* _REQUIREMENTS_: Rewrite the items below with every "Polygon shape" changed to "Outline shape", leaving everything else as it is.

--------------------

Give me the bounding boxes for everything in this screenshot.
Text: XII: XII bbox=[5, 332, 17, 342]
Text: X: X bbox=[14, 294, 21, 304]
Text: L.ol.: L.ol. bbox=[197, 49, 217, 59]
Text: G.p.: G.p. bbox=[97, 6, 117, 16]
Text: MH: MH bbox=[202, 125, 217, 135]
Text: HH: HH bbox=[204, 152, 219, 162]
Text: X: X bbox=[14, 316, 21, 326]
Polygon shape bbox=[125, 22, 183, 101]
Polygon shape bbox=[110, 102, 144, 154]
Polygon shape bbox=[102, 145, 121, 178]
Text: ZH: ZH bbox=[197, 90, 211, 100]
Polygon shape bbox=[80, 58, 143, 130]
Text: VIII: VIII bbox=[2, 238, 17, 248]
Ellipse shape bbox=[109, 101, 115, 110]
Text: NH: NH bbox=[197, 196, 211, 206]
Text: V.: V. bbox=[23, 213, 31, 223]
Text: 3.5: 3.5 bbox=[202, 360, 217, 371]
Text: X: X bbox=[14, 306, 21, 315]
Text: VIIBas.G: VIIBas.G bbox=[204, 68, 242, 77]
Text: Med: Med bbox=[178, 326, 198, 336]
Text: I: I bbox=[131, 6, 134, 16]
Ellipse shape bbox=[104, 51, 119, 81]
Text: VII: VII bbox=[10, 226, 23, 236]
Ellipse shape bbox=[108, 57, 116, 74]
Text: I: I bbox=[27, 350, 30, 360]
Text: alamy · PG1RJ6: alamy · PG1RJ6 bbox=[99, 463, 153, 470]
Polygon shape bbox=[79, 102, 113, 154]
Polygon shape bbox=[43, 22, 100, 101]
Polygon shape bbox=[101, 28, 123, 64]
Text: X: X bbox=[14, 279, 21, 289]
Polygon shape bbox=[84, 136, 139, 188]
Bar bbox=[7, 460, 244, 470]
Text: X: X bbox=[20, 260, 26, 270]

--------------------

* _SOLUTION TO THE PROBLEM_:
Give me the bounding boxes for everything in this screenshot.
Text: XII: XII bbox=[5, 332, 17, 342]
Text: X: X bbox=[14, 294, 21, 304]
Text: L.ol.: L.ol. bbox=[197, 49, 217, 59]
Text: G.p.: G.p. bbox=[97, 6, 117, 16]
Text: MH: MH bbox=[202, 125, 217, 135]
Text: HH: HH bbox=[204, 152, 219, 162]
Text: X: X bbox=[14, 316, 21, 326]
Outline shape bbox=[125, 22, 183, 101]
Outline shape bbox=[110, 102, 144, 154]
Outline shape bbox=[102, 145, 121, 178]
Text: ZH: ZH bbox=[197, 90, 211, 100]
Outline shape bbox=[80, 58, 143, 130]
Text: VIII: VIII bbox=[2, 238, 17, 248]
Ellipse shape bbox=[109, 101, 115, 110]
Text: NH: NH bbox=[197, 196, 211, 206]
Text: V.: V. bbox=[23, 213, 31, 223]
Text: 3.5: 3.5 bbox=[202, 360, 217, 371]
Text: X: X bbox=[14, 306, 21, 315]
Text: VIIBas.G: VIIBas.G bbox=[204, 68, 242, 77]
Text: Med: Med bbox=[178, 326, 198, 336]
Text: I: I bbox=[131, 6, 134, 16]
Ellipse shape bbox=[104, 51, 119, 81]
Text: VII: VII bbox=[10, 226, 23, 236]
Ellipse shape bbox=[108, 57, 116, 74]
Text: I: I bbox=[27, 350, 30, 360]
Text: alamy · PG1RJ6: alamy · PG1RJ6 bbox=[99, 463, 153, 470]
Outline shape bbox=[79, 102, 113, 154]
Outline shape bbox=[43, 22, 100, 101]
Outline shape bbox=[101, 28, 123, 64]
Text: X: X bbox=[14, 279, 21, 289]
Outline shape bbox=[84, 136, 139, 188]
Bar bbox=[7, 460, 244, 470]
Text: X: X bbox=[20, 260, 26, 270]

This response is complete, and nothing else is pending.